##### Text provided #####
The Sensory Component of Pain: Modifying Its Emotional and Cognitive Meaning

The Emotional Impact of Chronic Low Back Pain

Psychological stress in the form of emotional disturbance may lead acute low back pain to develop into chronic pain.
Pages 42-44

with Michael Schatman, MD

 

Psychological stress in the form of emotional disturbance may lead acute low back pain to develop into a chronic pain condition, based on an analysis of 1,000 Japanese adults. Since the majority of chronic low back pain (CLBP) cases tend to be non-specific, Koichi Ouchi, MD, of Niigata University Medical and Dental Hospital in Japan, and colleagues, hypothesized that psychological factors, such as social stress, may be at play. “Emotional factors are undetectable by conventional medical checks, such as various imaging techniques,” they wrote in their paper. Therefore, they argued, CLBP patients may benefit from psychosocial treatment.1

Researchers developed a web-based survey to assess for psychogenic effects and physiological effects on chronic low back pain. (Image: iStock)
##### Raw data #####
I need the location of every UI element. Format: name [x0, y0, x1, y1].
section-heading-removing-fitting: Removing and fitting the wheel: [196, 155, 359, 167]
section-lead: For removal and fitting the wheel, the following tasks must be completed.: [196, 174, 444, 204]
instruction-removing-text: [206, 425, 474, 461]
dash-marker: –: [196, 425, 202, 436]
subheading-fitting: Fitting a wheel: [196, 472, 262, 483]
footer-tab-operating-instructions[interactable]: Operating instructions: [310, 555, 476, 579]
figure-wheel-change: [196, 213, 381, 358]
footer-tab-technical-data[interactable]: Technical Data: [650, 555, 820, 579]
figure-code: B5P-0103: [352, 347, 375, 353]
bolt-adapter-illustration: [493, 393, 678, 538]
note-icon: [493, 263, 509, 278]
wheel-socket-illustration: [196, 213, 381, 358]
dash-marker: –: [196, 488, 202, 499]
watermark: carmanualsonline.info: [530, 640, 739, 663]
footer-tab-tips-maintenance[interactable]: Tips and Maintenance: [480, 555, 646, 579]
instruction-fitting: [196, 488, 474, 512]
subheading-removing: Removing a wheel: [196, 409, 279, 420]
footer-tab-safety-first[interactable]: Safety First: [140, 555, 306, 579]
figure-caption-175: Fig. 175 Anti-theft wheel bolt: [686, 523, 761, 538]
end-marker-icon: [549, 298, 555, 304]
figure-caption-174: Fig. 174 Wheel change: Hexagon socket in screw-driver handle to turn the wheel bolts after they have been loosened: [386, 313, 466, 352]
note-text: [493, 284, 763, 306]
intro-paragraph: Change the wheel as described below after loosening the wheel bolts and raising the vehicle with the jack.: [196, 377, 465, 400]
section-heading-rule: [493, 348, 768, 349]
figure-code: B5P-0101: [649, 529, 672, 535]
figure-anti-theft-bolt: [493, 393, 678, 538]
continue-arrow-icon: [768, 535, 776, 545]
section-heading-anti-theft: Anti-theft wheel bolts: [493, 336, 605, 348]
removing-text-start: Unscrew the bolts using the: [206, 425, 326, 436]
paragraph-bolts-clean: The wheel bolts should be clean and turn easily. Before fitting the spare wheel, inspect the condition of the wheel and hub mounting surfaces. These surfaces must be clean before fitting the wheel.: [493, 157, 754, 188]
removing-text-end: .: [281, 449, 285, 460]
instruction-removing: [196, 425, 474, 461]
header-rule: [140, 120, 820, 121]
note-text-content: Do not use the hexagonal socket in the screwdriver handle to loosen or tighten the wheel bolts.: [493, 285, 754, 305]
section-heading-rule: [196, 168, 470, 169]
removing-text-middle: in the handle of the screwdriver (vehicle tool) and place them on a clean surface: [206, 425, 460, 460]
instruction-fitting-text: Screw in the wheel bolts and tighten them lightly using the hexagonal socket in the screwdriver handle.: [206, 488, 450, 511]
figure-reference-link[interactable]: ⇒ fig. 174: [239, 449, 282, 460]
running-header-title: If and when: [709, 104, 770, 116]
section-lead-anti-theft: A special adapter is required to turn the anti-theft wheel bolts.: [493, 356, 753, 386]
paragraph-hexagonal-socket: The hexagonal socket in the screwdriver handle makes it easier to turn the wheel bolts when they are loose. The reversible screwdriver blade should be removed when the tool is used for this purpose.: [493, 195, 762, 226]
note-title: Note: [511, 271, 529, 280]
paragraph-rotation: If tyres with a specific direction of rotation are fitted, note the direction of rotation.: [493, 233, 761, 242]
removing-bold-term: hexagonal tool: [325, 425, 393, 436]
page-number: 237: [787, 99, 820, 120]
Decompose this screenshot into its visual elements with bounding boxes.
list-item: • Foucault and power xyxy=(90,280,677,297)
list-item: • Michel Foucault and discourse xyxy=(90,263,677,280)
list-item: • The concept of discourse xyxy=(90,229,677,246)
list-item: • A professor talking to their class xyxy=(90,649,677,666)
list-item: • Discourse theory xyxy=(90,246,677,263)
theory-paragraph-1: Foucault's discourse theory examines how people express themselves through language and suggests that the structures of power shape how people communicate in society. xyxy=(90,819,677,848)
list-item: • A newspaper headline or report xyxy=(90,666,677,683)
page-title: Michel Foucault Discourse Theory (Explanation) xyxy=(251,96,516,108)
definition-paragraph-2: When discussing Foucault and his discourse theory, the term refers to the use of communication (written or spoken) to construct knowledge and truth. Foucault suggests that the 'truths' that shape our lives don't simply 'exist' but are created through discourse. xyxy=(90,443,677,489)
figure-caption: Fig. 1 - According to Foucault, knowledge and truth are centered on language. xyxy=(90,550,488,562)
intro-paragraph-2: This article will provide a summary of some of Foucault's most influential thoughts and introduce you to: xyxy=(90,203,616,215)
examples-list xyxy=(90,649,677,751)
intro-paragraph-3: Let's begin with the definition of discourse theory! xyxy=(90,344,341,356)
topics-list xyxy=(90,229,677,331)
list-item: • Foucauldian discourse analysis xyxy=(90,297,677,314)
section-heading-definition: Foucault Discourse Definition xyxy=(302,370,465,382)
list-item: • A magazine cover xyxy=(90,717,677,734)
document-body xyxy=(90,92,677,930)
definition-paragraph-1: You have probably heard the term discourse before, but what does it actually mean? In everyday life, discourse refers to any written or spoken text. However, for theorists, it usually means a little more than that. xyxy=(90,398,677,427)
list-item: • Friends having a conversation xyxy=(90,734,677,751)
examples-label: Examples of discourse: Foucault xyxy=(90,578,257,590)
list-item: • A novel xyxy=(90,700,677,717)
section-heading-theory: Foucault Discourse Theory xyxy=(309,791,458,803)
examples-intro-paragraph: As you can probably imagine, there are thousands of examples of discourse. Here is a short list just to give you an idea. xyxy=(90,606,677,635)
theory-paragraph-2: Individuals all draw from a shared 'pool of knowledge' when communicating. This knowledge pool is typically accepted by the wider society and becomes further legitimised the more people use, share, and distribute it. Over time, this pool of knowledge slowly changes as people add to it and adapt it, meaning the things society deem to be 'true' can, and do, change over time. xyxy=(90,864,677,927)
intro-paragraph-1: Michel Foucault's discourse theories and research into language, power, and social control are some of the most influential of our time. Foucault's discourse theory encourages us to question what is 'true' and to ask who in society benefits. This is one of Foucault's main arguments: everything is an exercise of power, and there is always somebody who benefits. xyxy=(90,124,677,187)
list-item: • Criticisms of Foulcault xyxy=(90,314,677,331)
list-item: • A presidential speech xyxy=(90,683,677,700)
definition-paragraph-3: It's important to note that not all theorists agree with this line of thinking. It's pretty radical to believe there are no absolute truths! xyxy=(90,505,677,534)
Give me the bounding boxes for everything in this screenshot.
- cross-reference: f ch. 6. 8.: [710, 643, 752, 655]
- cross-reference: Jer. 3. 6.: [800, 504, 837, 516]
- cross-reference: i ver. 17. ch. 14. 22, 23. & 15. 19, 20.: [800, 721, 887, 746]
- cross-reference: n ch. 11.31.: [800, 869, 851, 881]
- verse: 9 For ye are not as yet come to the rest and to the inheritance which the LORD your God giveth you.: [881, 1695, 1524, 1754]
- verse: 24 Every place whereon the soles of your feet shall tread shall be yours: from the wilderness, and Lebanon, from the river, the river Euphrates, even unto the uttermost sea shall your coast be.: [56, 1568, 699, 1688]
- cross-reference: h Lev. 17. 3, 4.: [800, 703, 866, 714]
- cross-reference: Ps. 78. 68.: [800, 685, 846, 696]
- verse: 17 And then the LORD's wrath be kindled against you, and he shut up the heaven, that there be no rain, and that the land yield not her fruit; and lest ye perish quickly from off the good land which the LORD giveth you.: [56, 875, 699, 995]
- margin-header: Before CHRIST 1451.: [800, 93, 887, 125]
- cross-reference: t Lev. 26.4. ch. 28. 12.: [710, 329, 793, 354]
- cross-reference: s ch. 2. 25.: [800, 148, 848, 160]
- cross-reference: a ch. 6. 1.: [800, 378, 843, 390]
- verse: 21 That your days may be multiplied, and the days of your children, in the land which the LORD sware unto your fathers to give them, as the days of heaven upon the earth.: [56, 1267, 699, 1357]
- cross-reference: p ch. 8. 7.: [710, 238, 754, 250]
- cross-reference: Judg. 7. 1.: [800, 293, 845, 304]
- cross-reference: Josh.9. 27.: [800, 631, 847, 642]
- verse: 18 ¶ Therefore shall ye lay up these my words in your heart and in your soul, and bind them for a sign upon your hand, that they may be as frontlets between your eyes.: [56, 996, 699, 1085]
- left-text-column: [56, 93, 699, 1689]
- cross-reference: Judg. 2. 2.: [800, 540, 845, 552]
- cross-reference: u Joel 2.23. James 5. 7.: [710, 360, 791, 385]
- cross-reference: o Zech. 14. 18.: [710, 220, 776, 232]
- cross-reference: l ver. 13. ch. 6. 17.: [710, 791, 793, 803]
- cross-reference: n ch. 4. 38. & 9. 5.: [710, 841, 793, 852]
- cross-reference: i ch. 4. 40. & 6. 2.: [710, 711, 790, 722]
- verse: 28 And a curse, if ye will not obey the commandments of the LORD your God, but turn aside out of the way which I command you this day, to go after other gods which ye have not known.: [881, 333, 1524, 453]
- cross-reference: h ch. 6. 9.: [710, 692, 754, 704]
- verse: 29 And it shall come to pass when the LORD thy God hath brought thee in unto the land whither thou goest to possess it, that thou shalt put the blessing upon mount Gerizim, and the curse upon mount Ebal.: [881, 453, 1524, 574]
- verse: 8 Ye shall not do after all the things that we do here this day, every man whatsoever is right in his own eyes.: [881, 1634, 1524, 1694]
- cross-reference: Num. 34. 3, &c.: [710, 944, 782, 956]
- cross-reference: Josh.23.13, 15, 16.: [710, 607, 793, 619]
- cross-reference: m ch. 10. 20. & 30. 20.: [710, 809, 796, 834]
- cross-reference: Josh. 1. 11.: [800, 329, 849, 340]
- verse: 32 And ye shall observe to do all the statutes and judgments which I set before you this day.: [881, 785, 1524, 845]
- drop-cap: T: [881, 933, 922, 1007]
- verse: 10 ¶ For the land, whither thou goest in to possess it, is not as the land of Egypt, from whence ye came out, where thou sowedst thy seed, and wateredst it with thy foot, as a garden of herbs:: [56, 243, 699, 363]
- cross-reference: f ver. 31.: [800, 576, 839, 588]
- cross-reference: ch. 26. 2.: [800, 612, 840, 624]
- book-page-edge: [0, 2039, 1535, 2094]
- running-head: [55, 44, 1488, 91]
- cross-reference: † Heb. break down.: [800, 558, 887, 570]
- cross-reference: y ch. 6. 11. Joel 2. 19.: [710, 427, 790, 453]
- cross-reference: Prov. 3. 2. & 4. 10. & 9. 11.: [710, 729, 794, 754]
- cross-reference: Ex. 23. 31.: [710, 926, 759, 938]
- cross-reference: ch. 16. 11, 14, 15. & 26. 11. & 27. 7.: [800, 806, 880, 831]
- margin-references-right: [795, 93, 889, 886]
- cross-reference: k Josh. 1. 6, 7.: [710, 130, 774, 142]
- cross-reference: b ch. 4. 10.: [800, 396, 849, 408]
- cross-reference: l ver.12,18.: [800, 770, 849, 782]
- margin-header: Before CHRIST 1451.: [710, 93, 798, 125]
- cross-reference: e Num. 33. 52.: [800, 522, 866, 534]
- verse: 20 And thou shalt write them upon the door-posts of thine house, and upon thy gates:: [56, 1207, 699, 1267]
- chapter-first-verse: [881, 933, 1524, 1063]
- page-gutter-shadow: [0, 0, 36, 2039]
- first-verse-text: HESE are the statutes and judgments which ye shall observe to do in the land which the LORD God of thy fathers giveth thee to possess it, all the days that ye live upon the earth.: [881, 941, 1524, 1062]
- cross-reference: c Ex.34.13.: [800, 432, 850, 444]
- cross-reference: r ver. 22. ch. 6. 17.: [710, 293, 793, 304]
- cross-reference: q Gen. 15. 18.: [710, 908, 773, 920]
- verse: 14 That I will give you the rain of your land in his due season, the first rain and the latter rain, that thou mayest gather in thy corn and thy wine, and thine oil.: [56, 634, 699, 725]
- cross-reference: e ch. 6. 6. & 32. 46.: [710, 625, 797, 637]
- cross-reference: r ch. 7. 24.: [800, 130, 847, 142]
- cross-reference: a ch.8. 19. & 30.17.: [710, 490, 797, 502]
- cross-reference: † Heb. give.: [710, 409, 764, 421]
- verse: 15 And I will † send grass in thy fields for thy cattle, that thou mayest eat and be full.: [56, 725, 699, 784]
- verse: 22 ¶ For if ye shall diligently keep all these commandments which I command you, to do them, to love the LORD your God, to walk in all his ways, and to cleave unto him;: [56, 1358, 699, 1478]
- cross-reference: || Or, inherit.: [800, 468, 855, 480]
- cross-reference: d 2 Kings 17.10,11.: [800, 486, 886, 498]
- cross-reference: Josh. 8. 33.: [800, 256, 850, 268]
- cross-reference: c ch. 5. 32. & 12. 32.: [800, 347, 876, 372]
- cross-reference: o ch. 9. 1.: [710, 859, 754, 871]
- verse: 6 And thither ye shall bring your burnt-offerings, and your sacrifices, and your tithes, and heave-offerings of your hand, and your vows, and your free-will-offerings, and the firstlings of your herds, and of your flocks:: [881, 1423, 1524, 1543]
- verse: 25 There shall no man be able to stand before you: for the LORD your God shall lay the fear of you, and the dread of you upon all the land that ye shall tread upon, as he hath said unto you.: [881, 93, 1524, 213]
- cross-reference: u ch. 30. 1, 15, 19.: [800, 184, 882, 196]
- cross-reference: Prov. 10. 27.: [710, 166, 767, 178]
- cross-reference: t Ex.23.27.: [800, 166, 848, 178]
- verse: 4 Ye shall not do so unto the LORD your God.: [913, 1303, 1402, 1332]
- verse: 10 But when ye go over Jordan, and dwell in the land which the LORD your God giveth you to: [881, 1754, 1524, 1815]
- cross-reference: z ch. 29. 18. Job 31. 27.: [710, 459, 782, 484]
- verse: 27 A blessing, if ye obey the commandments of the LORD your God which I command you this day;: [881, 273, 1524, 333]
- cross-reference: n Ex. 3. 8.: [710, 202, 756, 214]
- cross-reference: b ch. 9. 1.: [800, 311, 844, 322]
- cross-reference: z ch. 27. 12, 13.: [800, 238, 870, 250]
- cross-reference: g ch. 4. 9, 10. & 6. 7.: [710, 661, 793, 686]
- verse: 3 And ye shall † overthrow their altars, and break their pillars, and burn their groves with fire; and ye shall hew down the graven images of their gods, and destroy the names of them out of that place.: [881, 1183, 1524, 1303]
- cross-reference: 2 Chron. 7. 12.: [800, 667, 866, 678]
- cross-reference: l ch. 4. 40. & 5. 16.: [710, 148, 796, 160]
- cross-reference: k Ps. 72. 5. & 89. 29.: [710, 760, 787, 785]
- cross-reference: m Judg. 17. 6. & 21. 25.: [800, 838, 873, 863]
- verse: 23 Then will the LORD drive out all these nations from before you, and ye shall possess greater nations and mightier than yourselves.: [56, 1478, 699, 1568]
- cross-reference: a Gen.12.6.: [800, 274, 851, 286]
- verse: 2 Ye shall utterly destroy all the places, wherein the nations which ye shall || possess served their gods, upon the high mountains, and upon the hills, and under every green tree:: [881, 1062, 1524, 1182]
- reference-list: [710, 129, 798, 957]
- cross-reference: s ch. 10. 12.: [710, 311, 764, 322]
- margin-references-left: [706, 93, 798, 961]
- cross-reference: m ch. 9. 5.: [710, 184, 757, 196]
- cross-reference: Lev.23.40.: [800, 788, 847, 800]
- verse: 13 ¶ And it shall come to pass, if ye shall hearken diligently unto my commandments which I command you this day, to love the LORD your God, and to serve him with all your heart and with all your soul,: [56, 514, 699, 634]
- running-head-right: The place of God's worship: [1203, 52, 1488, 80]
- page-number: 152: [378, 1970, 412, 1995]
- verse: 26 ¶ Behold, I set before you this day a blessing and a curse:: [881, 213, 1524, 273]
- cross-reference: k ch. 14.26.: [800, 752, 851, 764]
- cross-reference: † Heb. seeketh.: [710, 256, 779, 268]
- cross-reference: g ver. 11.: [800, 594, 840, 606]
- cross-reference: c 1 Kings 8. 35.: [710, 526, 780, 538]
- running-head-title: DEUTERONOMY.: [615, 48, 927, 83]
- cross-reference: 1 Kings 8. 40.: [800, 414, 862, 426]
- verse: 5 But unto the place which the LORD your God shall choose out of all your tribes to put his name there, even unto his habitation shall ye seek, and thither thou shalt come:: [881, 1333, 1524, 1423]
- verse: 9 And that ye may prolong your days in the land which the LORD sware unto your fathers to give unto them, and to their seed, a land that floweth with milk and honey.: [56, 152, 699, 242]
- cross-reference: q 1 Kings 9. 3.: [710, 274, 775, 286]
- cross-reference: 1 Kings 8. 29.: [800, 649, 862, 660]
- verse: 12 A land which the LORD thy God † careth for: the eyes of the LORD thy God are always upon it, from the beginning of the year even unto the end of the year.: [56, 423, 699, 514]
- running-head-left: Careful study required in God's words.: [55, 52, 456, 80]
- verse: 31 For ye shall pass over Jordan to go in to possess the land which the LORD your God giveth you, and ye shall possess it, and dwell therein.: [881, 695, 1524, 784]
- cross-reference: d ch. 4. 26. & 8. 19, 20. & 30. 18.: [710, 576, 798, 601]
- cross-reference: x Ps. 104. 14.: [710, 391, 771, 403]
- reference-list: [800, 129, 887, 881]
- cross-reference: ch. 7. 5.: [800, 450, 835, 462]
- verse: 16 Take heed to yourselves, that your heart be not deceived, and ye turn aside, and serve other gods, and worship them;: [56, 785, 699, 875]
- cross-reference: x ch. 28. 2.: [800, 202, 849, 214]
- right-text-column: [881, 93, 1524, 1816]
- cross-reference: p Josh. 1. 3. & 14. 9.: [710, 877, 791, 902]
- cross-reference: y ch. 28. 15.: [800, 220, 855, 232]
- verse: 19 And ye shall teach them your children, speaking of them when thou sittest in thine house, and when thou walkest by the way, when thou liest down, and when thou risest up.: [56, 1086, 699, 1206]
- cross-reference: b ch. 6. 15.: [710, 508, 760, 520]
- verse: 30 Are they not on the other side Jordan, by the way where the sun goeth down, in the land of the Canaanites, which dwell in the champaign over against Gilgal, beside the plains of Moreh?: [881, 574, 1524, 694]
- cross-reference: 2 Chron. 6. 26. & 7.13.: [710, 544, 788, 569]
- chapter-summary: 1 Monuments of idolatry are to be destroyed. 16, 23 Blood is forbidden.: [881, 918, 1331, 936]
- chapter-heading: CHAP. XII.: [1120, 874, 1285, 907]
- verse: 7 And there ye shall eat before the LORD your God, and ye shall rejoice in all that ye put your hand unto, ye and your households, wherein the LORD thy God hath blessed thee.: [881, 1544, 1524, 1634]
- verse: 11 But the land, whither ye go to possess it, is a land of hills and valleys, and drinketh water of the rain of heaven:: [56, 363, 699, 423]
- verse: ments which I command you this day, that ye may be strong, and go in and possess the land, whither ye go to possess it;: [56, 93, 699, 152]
#####
Directions for this task
Return the passage on chronic low back pain verbatim, from "Pages 42-44" up to and including "pain. (Image: iStock)".

Exercise answer
Pages 42-44

with Michael Schatman, MD

 

Psychological stress in the form of emotional disturbance may lead acute low back pain to develop into a chronic pain condition, based on an analysis of 1,000 Japanese adults. Since the majority of chronic low back pain (CLBP) cases tend to be non-specific, Koichi Ouchi, MD, of Niigata University Medical and Dental Hospital in Japan, and colleagues, hypothesized that psychological factors, such as social stress, may be at play. “Emotional factors are undetectable by conventional medical checks, such as various imaging techniques,” they wrote in their paper. Therefore, they argued, CLBP patients may benefit from psychosocial treatment.1

Researchers developed a web-based survey to assess for psychogenic effects and physiological effects on chronic low back pain. (Image: iStock)